* Given exercise: Wherever a line holds the string "JSON", copy that line.

* Data to use:
=======

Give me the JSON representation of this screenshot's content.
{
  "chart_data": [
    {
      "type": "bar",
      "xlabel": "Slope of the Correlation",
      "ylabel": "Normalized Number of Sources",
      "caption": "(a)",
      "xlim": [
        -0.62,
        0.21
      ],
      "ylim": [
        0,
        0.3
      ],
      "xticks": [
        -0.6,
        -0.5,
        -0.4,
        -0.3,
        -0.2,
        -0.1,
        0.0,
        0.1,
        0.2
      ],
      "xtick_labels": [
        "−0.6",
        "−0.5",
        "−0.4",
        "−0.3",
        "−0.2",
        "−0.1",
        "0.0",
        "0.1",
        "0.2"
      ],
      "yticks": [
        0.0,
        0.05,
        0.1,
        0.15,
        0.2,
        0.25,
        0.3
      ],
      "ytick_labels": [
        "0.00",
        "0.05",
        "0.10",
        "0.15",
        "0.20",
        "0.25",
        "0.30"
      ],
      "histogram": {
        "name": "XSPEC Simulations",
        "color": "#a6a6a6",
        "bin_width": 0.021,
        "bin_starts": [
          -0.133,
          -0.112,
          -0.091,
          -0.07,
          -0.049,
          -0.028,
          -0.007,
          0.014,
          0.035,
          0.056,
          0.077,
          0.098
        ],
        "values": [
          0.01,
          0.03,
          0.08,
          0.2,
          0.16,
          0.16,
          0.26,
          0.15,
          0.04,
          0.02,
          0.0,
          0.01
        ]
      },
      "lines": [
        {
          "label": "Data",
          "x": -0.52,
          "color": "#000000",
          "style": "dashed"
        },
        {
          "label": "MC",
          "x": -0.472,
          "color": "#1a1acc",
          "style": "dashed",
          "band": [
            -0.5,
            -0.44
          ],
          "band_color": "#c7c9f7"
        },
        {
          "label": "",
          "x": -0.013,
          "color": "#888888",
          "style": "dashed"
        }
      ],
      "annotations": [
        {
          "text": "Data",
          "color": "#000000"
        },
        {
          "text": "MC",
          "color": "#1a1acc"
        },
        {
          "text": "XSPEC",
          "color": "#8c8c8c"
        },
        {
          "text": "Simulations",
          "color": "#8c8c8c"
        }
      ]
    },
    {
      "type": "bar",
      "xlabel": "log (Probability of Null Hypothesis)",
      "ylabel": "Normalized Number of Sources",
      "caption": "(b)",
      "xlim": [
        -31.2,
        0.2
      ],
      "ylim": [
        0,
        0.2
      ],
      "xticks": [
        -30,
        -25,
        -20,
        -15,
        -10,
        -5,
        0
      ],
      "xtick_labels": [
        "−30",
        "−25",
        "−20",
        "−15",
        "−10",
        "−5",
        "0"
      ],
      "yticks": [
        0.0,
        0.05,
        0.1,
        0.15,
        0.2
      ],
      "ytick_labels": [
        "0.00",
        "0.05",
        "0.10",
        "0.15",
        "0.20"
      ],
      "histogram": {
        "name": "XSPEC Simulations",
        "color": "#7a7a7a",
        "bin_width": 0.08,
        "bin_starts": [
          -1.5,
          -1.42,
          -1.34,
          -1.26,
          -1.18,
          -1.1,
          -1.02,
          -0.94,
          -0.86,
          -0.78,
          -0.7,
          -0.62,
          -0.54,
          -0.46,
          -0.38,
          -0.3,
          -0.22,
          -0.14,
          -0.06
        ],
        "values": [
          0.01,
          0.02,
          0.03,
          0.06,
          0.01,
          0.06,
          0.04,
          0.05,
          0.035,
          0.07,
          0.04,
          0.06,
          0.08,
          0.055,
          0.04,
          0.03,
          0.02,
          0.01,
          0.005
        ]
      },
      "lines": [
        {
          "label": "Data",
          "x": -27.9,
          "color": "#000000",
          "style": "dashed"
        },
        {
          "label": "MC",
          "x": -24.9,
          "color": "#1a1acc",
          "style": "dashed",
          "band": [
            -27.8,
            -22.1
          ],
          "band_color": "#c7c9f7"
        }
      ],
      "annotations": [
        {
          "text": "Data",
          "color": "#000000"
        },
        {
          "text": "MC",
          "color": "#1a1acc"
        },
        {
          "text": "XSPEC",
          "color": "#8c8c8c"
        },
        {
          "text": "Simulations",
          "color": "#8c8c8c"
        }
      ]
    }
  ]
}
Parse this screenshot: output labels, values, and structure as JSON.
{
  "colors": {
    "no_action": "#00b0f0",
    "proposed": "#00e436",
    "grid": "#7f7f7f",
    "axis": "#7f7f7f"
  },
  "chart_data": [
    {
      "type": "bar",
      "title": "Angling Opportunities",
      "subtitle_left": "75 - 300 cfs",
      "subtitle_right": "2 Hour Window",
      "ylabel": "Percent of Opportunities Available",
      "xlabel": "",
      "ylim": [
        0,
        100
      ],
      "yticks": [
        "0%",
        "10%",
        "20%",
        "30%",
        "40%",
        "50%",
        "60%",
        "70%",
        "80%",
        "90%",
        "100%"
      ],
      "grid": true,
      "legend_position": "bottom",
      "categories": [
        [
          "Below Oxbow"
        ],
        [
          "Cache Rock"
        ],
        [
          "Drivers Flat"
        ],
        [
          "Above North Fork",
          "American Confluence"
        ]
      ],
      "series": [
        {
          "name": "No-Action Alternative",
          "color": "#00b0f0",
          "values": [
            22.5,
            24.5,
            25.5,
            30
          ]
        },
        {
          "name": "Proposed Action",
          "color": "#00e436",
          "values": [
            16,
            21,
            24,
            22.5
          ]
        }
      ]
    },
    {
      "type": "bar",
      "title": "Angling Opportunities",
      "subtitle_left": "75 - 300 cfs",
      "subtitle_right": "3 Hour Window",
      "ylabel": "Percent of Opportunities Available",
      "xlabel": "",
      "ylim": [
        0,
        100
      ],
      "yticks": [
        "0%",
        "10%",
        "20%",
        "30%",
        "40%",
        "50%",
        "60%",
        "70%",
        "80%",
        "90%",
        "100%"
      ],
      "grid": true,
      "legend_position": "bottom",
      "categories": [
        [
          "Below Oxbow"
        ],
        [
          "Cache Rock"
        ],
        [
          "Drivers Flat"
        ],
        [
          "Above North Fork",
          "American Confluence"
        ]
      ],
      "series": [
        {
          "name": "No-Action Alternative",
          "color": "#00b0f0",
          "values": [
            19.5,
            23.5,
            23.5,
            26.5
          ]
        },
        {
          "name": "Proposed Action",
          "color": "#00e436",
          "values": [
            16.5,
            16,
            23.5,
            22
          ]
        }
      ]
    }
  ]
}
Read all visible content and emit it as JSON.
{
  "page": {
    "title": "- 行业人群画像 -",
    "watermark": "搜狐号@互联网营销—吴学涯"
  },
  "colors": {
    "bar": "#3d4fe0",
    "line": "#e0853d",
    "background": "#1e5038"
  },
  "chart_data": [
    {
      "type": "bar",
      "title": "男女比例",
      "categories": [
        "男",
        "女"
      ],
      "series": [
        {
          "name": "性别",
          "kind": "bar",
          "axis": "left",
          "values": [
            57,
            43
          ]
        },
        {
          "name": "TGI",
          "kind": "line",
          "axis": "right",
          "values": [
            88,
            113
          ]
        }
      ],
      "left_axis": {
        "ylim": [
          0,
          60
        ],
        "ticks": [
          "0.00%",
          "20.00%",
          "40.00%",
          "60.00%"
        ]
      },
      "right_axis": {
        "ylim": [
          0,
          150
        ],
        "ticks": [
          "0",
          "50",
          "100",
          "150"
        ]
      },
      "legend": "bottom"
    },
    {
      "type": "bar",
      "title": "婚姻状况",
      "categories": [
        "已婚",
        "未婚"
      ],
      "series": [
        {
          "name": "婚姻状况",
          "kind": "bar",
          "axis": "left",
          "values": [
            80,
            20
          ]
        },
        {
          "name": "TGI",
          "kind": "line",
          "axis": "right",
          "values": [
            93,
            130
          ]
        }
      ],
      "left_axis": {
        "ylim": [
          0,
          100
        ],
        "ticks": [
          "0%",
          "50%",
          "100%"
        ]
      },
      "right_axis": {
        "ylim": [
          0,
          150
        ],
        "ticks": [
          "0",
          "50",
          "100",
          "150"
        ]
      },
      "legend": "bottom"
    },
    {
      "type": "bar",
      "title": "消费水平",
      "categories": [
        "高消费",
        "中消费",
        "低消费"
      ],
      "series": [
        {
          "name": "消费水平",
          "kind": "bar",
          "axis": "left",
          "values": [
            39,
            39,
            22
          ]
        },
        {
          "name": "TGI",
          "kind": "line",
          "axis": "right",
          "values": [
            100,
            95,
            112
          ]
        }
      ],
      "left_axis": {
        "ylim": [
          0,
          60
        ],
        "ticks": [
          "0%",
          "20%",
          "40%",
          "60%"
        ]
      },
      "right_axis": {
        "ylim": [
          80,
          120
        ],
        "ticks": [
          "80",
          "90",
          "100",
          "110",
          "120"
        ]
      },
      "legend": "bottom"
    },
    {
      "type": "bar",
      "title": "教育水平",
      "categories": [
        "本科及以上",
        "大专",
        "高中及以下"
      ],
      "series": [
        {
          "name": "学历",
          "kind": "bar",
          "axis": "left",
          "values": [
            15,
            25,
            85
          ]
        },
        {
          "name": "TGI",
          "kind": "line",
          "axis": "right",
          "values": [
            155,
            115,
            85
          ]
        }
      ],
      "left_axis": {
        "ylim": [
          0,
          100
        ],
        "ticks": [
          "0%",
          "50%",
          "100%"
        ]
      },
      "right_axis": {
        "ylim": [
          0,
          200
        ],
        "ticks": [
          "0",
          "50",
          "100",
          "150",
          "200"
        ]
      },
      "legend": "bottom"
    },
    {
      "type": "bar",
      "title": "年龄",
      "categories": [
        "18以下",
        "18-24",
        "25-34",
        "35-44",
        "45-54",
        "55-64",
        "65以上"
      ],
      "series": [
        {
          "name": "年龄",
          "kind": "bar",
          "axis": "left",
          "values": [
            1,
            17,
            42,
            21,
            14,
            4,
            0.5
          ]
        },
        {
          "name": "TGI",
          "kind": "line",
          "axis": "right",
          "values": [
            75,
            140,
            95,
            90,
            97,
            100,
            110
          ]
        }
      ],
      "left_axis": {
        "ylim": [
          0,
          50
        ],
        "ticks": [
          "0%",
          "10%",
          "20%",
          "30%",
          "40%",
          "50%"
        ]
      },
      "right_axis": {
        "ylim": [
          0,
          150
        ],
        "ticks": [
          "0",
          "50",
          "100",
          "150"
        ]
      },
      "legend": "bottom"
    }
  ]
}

=======

* Solution for this task:
Give me the JSON representation of this screenshot's content.
Parse this screenshot: output labels, values, and structure as JSON.
Read all visible content and emit it as JSON.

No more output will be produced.